■ **Written exercise**:
Return each entry exactly, with none missing.

● ● ● ● ● ● ●

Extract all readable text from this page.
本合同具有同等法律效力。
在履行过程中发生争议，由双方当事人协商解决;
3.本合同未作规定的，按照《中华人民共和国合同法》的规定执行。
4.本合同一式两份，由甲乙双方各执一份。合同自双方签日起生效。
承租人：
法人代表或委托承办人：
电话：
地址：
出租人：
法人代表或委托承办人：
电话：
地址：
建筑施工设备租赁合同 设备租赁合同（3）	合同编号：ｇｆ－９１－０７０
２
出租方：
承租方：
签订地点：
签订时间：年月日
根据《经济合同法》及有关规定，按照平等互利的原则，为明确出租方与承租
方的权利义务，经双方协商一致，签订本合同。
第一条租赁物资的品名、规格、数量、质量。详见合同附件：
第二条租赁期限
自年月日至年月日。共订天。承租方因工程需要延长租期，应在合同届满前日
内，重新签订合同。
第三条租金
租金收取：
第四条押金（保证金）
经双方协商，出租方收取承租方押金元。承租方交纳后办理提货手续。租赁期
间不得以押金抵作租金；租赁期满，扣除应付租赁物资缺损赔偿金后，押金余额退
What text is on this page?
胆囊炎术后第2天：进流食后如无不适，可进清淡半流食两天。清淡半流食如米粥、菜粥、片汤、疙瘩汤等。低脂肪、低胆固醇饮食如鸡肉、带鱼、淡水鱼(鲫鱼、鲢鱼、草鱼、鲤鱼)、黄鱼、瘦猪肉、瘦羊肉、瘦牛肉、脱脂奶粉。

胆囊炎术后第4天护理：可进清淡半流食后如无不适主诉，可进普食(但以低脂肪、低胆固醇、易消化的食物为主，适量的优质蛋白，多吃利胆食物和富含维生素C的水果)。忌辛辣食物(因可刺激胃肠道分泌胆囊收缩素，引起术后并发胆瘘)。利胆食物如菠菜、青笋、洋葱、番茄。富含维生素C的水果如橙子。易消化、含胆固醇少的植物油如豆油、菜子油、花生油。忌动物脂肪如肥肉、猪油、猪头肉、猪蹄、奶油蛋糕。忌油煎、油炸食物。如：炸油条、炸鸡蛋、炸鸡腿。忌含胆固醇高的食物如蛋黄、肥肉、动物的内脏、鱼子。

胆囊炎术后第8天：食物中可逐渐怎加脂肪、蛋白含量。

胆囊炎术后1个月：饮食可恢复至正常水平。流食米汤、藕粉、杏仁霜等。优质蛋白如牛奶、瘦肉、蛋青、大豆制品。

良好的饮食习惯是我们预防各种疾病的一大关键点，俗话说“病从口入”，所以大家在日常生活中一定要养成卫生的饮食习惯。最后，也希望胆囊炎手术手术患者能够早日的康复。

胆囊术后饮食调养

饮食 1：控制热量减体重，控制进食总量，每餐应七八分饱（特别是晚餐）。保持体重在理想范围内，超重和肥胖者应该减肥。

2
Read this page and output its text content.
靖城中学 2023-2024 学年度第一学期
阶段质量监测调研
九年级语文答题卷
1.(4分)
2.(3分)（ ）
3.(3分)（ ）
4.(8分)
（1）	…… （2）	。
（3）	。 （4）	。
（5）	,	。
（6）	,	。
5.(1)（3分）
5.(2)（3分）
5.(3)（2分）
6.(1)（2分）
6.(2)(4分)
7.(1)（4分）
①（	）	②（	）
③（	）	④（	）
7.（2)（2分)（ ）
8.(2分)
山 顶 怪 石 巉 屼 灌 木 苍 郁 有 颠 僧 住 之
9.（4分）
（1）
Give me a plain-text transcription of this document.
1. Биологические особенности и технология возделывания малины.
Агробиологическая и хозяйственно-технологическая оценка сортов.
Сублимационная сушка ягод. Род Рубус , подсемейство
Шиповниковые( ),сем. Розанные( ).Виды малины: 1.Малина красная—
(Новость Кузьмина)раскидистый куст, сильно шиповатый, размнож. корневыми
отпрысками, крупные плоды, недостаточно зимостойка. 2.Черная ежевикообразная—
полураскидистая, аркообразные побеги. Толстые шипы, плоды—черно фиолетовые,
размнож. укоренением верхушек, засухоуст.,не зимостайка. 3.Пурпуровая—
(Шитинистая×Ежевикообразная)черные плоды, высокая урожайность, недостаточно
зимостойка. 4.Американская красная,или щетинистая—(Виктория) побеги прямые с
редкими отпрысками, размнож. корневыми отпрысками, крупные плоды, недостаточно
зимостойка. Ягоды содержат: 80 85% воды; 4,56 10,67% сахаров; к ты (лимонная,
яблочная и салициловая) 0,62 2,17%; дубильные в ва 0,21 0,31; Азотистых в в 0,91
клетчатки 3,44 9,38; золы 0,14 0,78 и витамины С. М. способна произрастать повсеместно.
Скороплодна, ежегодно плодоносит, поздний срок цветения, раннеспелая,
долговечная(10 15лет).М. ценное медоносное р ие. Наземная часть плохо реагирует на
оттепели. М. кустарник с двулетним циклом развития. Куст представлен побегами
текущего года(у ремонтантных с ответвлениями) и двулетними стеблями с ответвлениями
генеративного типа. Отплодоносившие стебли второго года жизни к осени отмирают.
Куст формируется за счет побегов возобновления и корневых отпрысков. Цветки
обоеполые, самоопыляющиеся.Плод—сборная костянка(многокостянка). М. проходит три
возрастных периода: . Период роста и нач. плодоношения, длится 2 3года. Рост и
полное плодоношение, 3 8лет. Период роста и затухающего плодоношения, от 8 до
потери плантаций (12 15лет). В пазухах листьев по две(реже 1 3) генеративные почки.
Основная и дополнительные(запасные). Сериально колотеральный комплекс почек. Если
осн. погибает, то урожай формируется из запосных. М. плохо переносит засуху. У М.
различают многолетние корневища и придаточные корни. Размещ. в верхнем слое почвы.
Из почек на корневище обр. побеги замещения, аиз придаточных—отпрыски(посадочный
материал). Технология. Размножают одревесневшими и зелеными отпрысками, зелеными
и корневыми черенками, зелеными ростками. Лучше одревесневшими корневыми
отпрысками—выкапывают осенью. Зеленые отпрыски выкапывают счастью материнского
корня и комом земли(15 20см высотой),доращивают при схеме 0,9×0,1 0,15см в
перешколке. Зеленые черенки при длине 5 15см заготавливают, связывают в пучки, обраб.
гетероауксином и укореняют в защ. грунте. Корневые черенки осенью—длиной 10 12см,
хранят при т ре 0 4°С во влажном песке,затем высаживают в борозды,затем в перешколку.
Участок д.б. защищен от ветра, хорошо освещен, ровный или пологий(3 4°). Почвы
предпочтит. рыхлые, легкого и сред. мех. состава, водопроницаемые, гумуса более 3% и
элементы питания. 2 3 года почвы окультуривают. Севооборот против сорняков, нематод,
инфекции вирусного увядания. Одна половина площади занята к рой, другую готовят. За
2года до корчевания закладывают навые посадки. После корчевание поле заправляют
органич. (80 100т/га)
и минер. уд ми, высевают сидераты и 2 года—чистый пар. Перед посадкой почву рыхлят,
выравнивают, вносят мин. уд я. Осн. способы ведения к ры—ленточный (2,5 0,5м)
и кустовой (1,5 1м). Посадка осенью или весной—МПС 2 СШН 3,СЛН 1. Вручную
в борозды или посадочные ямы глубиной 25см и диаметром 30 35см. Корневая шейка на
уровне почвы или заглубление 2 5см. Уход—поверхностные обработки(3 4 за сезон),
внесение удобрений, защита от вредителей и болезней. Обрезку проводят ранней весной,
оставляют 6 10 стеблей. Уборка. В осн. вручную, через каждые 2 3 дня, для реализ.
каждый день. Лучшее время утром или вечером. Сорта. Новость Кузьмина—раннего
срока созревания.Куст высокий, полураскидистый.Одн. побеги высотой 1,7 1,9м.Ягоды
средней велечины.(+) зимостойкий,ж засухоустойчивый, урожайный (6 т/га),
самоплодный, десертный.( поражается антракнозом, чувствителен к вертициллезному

● ● ● ● ● ● ●

■ **Output**:
Extract all readable text from this page.
本合同具有同等法律效力。
在履行过程中发生争议，由双方当事人协商解决;
3.本合同未作规定的，按照《中华人民共和国合同法》的规定执行。
4.本合同一式两份，由甲乙双方各执一份。合同自双方签日起生效。
承租人：
法人代表或委托承办人：
电话：
地址：
出租人：
法人代表或委托承办人：
电话：
地址：
建筑施工设备租赁合同 设备租赁合同（3）	合同编号：ｇｆ－９１－０７０
２
出租方：
承租方：
签订地点：
签订时间：年月日
根据《经济合同法》及有关规定，按照平等互利的原则，为明确出租方与承租
方的权利义务，经双方协商一致，签订本合同。
第一条租赁物资的品名、规格、数量、质量。详见合同附件：
第二条租赁期限
自年月日至年月日。共订天。承租方因工程需要延长租期，应在合同届满前日
内，重新签订合同。
第三条租金
租金收取：
第四条押金（保证金）
经双方协商，出租方收取承租方押金元。承租方交纳后办理提货手续。租赁期
间不得以押金抵作租金；租赁期满，扣除应付租赁物资缺损赔偿金后，押金余额退
What text is on this page?
胆囊炎术后第2天：进流食后如无不适，可进清淡半流食两天。清淡半流食如米粥、菜粥、片汤、疙瘩汤等。低脂肪、低胆固醇饮食如鸡肉、带鱼、淡水鱼(鲫鱼、鲢鱼、草鱼、鲤鱼)、黄鱼、瘦猪肉、瘦羊肉、瘦牛肉、脱脂奶粉。

胆囊炎术后第4天护理：可进清淡半流食后如无不适主诉，可进普食(但以低脂肪、低胆固醇、易消化的食物为主，适量的优质蛋白，多吃利胆食物和富含维生素C的水果)。忌辛辣食物(因可刺激胃肠道分泌胆囊收缩素，引起术后并发胆瘘)。利胆食物如菠菜、青笋、洋葱、番茄。富含维生素C的水果如橙子。易消化、含胆固醇少的植物油如豆油、菜子油、花生油。忌动物脂肪如肥肉、猪油、猪头肉、猪蹄、奶油蛋糕。忌油煎、油炸食物。如：炸油条、炸鸡蛋、炸鸡腿。忌含胆固醇高的食物如蛋黄、肥肉、动物的内脏、鱼子。

胆囊炎术后第8天：食物中可逐渐怎加脂肪、蛋白含量。

胆囊炎术后1个月：饮食可恢复至正常水平。流食米汤、藕粉、杏仁霜等。优质蛋白如牛奶、瘦肉、蛋青、大豆制品。

良好的饮食习惯是我们预防各种疾病的一大关键点，俗话说“病从口入”，所以大家在日常生活中一定要养成卫生的饮食习惯。最后，也希望胆囊炎手术手术患者能够早日的康复。

胆囊术后饮食调养

饮食 1：控制热量减体重，控制进食总量，每餐应七八分饱（特别是晚餐）。保持体重在理想范围内，超重和肥胖者应该减肥。

2
Read this page and output its text content.
靖城中学 2023-2024 学年度第一学期
阶段质量监测调研
九年级语文答题卷
1.(4分)
2.(3分)（ ）
3.(3分)（ ）
4.(8分)
（1）	…… （2）	。
（3）	。 （4）	。
（5）	,	。
（6）	,	。
5.(1)（3分）
5.(2)（3分）
5.(3)（2分）
6.(1)（2分）
6.(2)(4分)
7.(1)（4分）
①（	）	②（	）
③（	）	④（	）
7.（2)（2分)（ ）
8.(2分)
山 顶 怪 石 巉 屼 灌 木 苍 郁 有 颠 僧 住 之
9.（4分）
（1）
Give me a plain-text transcription of this document.
1. Биологические особенности и технология возделывания малины.
Агробиологическая и хозяйственно-технологическая оценка сортов.
Сублимационная сушка ягод. Род Рубус , подсемейство
Шиповниковые( ),сем. Розанные( ).Виды малины: 1.Малина красная—
(Новость Кузьмина)раскидистый куст, сильно шиповатый, размнож. корневыми
отпрысками, крупные плоды, недостаточно зимостойка. 2.Черная ежевикообразная—
полураскидистая, аркообразные побеги. Толстые шипы, плоды—черно фиолетовые,
размнож. укоренением верхушек, засухоуст.,не зимостайка. 3.Пурпуровая—
(Шитинистая×Ежевикообразная)черные плоды, высокая урожайность, недостаточно
зимостойка. 4.Американская красная,или щетинистая—(Виктория) побеги прямые с
редкими отпрысками, размнож. корневыми отпрысками, крупные плоды, недостаточно
зимостойка. Ягоды содержат: 80 85% воды; 4,56 10,67% сахаров; к ты (лимонная,
яблочная и салициловая) 0,62 2,17%; дубильные в ва 0,21 0,31; Азотистых в в 0,91
клетчатки 3,44 9,38; золы 0,14 0,78 и витамины С. М. способна произрастать повсеместно.
Скороплодна, ежегодно плодоносит, поздний срок цветения, раннеспелая,
долговечная(10 15лет).М. ценное медоносное р ие. Наземная часть плохо реагирует на
оттепели. М. кустарник с двулетним циклом развития. Куст представлен побегами
текущего года(у ремонтантных с ответвлениями) и двулетними стеблями с ответвлениями
генеративного типа. Отплодоносившие стебли второго года жизни к осени отмирают.
Куст формируется за счет побегов возобновления и корневых отпрысков. Цветки
обоеполые, самоопыляющиеся.Плод—сборная костянка(многокостянка). М. проходит три
возрастных периода: . Период роста и нач. плодоношения, длится 2 3года. Рост и
полное плодоношение, 3 8лет. Период роста и затухающего плодоношения, от 8 до
потери плантаций (12 15лет). В пазухах листьев по две(реже 1 3) генеративные почки.
Основная и дополнительные(запасные). Сериально колотеральный комплекс почек. Если
осн. погибает, то урожай формируется из запосных. М. плохо переносит засуху. У М.
различают многолетние корневища и придаточные корни. Размещ. в верхнем слое почвы.
Из почек на корневище обр. побеги замещения, аиз придаточных—отпрыски(посадочный
материал). Технология. Размножают одревесневшими и зелеными отпрысками, зелеными
и корневыми черенками, зелеными ростками. Лучше одревесневшими корневыми
отпрысками—выкапывают осенью. Зеленые отпрыски выкапывают счастью материнского
корня и комом земли(15 20см высотой),доращивают при схеме 0,9×0,1 0,15см в
перешколке. Зеленые черенки при длине 5 15см заготавливают, связывают в пучки, обраб.
гетероауксином и укореняют в защ. грунте. Корневые черенки осенью—длиной 10 12см,
хранят при т ре 0 4°С во влажном песке,затем высаживают в борозды,затем в перешколку.
Участок д.б. защищен от ветра, хорошо освещен, ровный или пологий(3 4°). Почвы
предпочтит. рыхлые, легкого и сред. мех. состава, водопроницаемые, гумуса более 3% и
элементы питания. 2 3 года почвы окультуривают. Севооборот против сорняков, нематод,
инфекции вирусного увядания. Одна половина площади занята к рой, другую готовят. За
2года до корчевания закладывают навые посадки. После корчевание поле заправляют
органич. (80 100т/га)
и минер. уд ми, высевают сидераты и 2 года—чистый пар. Перед посадкой почву рыхлят,
выравнивают, вносят мин. уд я. Осн. способы ведения к ры—ленточный (2,5 0,5м)
и кустовой (1,5 1м). Посадка осенью или весной—МПС 2 СШН 3,СЛН 1. Вручную
в борозды или посадочные ямы глубиной 25см и диаметром 30 35см. Корневая шейка на
уровне почвы или заглубление 2 5см. Уход—поверхностные обработки(3 4 за сезон),
внесение удобрений, защита от вредителей и болезней. Обрезку проводят ранней весной,
оставляют 6 10 стеблей. Уборка. В осн. вручную, через каждые 2 3 дня, для реализ.
каждый день. Лучшее время утром или вечером. Сорта. Новость Кузьмина—раннего
срока созревания.Куст высокий, полураскидистый.Одн. побеги высотой 1,7 1,9м.Ягоды
средней велечины.(+) зимостойкий,ж засухоустойчивый, урожайный (6 т/га),
самоплодный, десертный.( поражается антракнозом, чувствителен к вертициллезному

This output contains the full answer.